Görev Tanımı a: Aşağıdaki alıntıda "Sonra da büyümeden, kalkınmadan, büyük" ifadesinden "güvenliği değil mi?" ifadesine kadar olan bölümü birebir yeniden üretin.
:: Alıntı ::
Şimdilerde rejim artık toplumun gerçek sorunlarına külliyen
yabancılaşmış durumda. Bu rejim, bu AKP iktidarı artık meşruluğunu kaybetmiş
durumda ve yönetemiyorlar. Daha çok baskıyı ve şiddeti devreye sokarak işin
üstesinden gelebileceklerini sanıyorlar. İktidarlarını sürdürmek için toplumu
kutuplaştırıp, toplumun bir yarısını diğer yarasına düşman ederek,
iktidarlarını koruyabileceklerini sanıyorlar... Ateşle oynuyorlar... Toplumu biz
ve onlar, AKP'ye oy verenler ve vermeyenler,
Müslüman- laik diye ayrıştırıyorlar. Aslında toplumun ezici çoğunluğu
Müslüman ama kendileri gibi veya kendi istedikleri gibi Müslüman olanlar ve
olmayanlar diye ayrıştırmak istiyorlar. Ve "bizim gibi Müslüman olmayanlar
bizden değildir, dolayısıyla, kötüdür, düşmandır" anlayışı geçerli... Bu, sanki
İslâmda geçerli "dar-ül İslam, dar-ül harp" ayrımının ve
karşıtlığının bu güne tercümesi gibi bir şey... Siz onların gerçekten dinle
ilgili olduklarını sanmayın. Dini araçlaştırıp, iktidar olmak ve ülkenin
zenginliğine el koymak dışında dinle uzaktan-yakından bir
ilgileri yok. Onlar için din, çalıp-çırpmanın, insanları köleleştirmenin bir
aracı sadece... Dinci baskıyı artırıp,
toplumu köleleştirerek iktidarlarını kalıcılaştırabileceklerini düşünüyorlar...
Sonra da büyümeden, kalkınmadan, büyük devlet olmaktan, aslında birer yıkım
projesi demek olan "çılgın projelerden" söz ediyorlar, Osmanlı
İmparatorluğunu ihya etme hayalleri, hezeyanları içindeler... Bütün bu saçmalıklar
'olmayacak duaya amin demekten' öte bir şey değildir. Polis insanları öldürüyor
ve cezalandırılmıyor. Ve bu hep böyleydi... Neden? Çünkü burada hâlâ
"kutsal devlet" anlayışı geçerli olmaya devam ediyor. Şimdi o
kutsallık, dinci kutsallıkla da tahkim edilmekte... Bundan sonra öldürmek daha
kolay olacak. Onun için adı İç Güvenlik Yasası olan bir polis kanunu çıkararak,
işi sağlama alma peşindeler. İyi de bu kimin "güvenliği" olacak? Bu
memleketin varını yoğunu, bu ülkenin bütçesini, hazinesini yağmalayan, talan
eden soyguncu çetesinin güvenliği değil mi?
:::
Görev Tanımı b: Aşağıdaki kayıtların ilk satırından "stat-value: 0 (694, 340, 703, 355)" ifadesini içeren satıra kadar, iki uç da dahil, tüm satırları hiçbir değişiklik yapmadan yazın.
:: Görev Malzemesi ::
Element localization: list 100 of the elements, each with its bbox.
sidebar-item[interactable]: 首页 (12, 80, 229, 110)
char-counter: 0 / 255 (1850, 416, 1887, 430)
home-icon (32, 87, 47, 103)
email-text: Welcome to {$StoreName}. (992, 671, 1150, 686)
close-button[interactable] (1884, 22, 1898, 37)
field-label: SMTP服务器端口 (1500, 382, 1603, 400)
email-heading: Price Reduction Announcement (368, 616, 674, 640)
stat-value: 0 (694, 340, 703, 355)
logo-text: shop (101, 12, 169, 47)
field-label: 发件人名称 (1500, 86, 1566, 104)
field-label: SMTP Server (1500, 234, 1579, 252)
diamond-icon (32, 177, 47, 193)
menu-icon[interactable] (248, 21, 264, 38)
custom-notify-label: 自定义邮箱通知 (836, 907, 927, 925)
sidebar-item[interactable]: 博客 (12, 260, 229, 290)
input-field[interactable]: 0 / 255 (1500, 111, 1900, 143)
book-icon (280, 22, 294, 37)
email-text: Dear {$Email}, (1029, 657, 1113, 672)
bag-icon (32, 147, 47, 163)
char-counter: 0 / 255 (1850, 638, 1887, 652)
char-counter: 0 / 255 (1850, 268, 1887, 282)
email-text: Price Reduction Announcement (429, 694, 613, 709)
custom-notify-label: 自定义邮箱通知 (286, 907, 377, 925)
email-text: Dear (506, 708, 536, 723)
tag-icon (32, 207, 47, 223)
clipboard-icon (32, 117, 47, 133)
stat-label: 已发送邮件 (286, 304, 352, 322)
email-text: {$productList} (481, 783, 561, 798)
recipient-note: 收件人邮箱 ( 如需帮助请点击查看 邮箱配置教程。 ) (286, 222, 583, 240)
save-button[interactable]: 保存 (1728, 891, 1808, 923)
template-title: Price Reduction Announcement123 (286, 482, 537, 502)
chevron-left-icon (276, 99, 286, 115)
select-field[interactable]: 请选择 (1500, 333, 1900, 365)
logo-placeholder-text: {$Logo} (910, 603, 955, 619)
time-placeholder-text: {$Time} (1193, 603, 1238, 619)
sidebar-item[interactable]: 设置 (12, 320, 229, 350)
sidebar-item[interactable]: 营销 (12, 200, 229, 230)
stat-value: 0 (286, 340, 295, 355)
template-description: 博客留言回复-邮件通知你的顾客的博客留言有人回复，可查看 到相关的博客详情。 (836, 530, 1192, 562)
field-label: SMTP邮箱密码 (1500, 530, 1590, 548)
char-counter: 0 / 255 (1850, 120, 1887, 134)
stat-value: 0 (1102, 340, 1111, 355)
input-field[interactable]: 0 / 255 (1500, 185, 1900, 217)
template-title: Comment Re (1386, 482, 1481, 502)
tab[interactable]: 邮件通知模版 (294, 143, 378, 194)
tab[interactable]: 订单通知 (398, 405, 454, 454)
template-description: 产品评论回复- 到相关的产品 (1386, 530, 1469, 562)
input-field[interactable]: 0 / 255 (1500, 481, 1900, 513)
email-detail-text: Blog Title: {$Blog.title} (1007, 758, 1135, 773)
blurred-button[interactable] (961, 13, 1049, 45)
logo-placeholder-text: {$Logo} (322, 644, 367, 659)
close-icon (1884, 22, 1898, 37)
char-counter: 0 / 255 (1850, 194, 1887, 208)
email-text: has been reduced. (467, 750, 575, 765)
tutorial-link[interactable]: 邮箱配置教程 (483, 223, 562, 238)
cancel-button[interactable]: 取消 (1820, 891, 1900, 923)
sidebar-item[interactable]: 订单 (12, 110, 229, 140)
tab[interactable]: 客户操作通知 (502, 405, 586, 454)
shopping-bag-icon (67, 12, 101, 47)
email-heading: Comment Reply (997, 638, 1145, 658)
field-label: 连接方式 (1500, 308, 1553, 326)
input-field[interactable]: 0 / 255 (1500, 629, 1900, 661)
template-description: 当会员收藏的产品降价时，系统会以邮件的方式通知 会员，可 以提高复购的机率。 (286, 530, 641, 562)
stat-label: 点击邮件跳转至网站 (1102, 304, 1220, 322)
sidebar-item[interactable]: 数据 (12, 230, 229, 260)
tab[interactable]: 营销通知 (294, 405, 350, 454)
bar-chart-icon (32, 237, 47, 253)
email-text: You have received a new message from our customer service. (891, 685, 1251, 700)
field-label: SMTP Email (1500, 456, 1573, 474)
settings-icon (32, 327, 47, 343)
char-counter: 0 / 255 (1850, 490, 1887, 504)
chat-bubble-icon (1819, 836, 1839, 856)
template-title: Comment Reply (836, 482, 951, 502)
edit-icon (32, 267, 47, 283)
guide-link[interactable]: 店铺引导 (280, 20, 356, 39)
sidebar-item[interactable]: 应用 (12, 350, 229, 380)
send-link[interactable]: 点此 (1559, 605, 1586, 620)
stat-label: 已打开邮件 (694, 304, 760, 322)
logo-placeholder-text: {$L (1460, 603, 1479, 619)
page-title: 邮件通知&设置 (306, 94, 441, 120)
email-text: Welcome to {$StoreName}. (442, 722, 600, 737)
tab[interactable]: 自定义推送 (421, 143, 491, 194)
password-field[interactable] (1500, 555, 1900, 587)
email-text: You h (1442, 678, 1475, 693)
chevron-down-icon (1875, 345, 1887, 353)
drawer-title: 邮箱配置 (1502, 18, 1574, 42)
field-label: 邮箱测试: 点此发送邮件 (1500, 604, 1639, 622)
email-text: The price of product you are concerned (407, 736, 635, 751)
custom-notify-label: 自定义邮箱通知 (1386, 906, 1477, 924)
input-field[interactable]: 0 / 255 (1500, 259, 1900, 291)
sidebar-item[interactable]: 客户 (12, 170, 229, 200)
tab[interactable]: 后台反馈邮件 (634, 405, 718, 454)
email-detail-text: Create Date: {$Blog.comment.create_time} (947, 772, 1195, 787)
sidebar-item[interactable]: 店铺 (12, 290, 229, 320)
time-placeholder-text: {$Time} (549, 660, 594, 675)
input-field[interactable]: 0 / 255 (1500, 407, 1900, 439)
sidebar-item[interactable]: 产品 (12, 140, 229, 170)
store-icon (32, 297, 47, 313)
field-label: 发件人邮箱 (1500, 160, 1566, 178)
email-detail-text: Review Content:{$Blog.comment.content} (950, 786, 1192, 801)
:::
Alıştırma Yanıtı a:
Sonra da büyümeden, kalkınmadan, büyük devlet olmaktan, aslında birer yıkım
projesi demek olan "çılgın projelerden" söz ediyorlar, Osmanlı
İmparatorluğunu ihya etme hayalleri, hezeyanları içindeler... Bütün bu saçmalıklar
'olmayacak duaya amin demekten' öte bir şey değildir. Polis insanları öldürüyor
ve cezalandırılmıyor. Ve bu hep böyleydi... Neden? Çünkü burada hâlâ
"kutsal devlet" anlayışı geçerli olmaya devam ediyor. Şimdi o
kutsallık, dinci kutsallıkla da tahkim edilmekte... Bundan sonra öldürmek daha
kolay olacak. Onun için adı İç Güvenlik Yasası olan bir polis kanunu çıkararak,
işi sağlama alma peşindeler. İyi de bu kimin "güvenliği" olacak? Bu
memleketin varını yoğunu, bu ülkenin bütçesini, hazinesini yağmalayan, talan
eden soyguncu çetesinin güvenliği değil mi?

Alıştırma Yanıtı b:
Element localization: list 100 of the elements, each with its bbox.
sidebar-item[interactable]: 首页 (12, 80, 229, 110)
char-counter: 0 / 255 (1850, 416, 1887, 430)
home-icon (32, 87, 47, 103)
email-text: Welcome to {$StoreName}. (992, 671, 1150, 686)
close-button[interactable] (1884, 22, 1898, 37)
field-label: SMTP服务器端口 (1500, 382, 1603, 400)
email-heading: Price Reduction Announcement (368, 616, 674, 640)
stat-value: 0 (694, 340, 703, 355)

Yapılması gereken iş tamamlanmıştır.